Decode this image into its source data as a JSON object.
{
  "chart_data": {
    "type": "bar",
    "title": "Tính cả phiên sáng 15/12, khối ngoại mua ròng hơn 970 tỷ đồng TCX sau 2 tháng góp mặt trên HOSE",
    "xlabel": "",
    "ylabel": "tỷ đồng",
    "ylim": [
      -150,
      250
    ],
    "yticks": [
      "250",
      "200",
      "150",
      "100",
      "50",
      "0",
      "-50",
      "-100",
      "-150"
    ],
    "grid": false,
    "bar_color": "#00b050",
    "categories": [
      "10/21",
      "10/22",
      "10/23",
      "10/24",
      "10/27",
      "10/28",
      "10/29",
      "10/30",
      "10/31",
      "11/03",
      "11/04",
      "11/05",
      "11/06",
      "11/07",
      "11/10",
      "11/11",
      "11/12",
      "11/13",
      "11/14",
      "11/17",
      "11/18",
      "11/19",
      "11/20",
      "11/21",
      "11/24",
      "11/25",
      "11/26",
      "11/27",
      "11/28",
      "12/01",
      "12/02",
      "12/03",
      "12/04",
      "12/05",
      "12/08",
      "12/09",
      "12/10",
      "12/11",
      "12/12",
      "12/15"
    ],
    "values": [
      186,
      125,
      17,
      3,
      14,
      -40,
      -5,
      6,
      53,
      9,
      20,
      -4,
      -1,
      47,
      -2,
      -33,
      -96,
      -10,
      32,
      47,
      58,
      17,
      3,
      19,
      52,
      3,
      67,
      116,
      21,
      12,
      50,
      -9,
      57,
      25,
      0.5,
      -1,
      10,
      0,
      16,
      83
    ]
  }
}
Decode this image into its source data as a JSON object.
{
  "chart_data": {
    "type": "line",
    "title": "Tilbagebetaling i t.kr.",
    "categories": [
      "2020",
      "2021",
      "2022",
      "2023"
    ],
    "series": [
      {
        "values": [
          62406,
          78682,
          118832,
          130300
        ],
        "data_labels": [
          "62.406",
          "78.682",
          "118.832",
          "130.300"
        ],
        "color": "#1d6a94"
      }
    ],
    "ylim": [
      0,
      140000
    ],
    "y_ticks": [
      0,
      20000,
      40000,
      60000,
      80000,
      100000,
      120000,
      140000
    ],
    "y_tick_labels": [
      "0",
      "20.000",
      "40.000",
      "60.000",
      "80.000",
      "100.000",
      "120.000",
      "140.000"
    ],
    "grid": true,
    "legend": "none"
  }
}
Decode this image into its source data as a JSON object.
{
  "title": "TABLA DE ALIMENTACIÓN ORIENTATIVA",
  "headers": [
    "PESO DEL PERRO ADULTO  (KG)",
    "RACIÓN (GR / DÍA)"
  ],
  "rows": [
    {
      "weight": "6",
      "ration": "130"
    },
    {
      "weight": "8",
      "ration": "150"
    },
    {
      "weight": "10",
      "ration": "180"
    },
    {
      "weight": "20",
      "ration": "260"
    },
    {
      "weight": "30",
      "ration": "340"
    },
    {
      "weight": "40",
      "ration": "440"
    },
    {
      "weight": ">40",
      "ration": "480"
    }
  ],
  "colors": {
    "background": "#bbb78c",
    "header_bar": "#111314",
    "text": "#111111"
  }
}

● **Task directions**: Print the complete listing again, exactly as it stands.

● **Solved exercise**:
Decode this image into its source data as a JSON object.
{
  "chart_data": {
    "type": "bar",
    "title": "Tính cả phiên sáng 15/12, khối ngoại mua ròng hơn 970 tỷ đồng TCX sau 2 tháng góp mặt trên HOSE",
    "xlabel": "",
    "ylabel": "tỷ đồng",
    "ylim": [
      -150,
      250
    ],
    "yticks": [
      "250",
      "200",
      "150",
      "100",
      "50",
      "0",
      "-50",
      "-100",
      "-150"
    ],
    "grid": false,
    "bar_color": "#00b050",
    "categories": [
      "10/21",
      "10/22",
      "10/23",
      "10/24",
      "10/27",
      "10/28",
      "10/29",
      "10/30",
      "10/31",
      "11/03",
      "11/04",
      "11/05",
      "11/06",
      "11/07",
      "11/10",
      "11/11",
      "11/12",
      "11/13",
      "11/14",
      "11/17",
      "11/18",
      "11/19",
      "11/20",
      "11/21",
      "11/24",
      "11/25",
      "11/26",
      "11/27",
      "11/28",
      "12/01",
      "12/02",
      "12/03",
      "12/04",
      "12/05",
      "12/08",
      "12/09",
      "12/10",
      "12/11",
      "12/12",
      "12/15"
    ],
    "values": [
      186,
      125,
      17,
      3,
      14,
      -40,
      -5,
      6,
      53,
      9,
      20,
      -4,
      -1,
      47,
      -2,
      -33,
      -96,
      -10,
      32,
      47,
      58,
      17,
      3,
      19,
      52,
      3,
      67,
      116,
      21,
      12,
      50,
      -9,
      57,
      25,
      0.5,
      -1,
      10,
      0,
      16,
      83
    ]
  }
}
Decode this image into its source data as a JSON object.
{
  "chart_data": {
    "type": "line",
    "title": "Tilbagebetaling i t.kr.",
    "categories": [
      "2020",
      "2021",
      "2022",
      "2023"
    ],
    "series": [
      {
        "values": [
          62406,
          78682,
          118832,
          130300
        ],
        "data_labels": [
          "62.406",
          "78.682",
          "118.832",
          "130.300"
        ],
        "color": "#1d6a94"
      }
    ],
    "ylim": [
      0,
      140000
    ],
    "y_ticks": [
      0,
      20000,
      40000,
      60000,
      80000,
      100000,
      120000,
      140000
    ],
    "y_tick_labels": [
      "0",
      "20.000",
      "40.000",
      "60.000",
      "80.000",
      "100.000",
      "120.000",
      "140.000"
    ],
    "grid": true,
    "legend": "none"
  }
}
Decode this image into its source data as a JSON object.
{
  "title": "TABLA DE ALIMENTACIÓN ORIENTATIVA",
  "headers": [
    "PESO DEL PERRO ADULTO  (KG)",
    "RACIÓN (GR / DÍA)"
  ],
  "rows": [
    {
      "weight": "6",
      "ration": "130"
    },
    {
      "weight": "8",
      "ration": "150"
    },
    {
      "weight": "10",
      "ration": "180"
    },
    {
      "weight": "20",
      "ration": "260"
    },
    {
      "weight": "30",
      "ration": "340"
    },
    {
      "weight": "40",
      "ration": "440"
    },
    {
      "weight": ">40",
      "ration": "480"
    }
  ],
  "colors": {
    "background": "#bbb78c",
    "header_bar": "#111314",
    "text": "#111111"
  }
}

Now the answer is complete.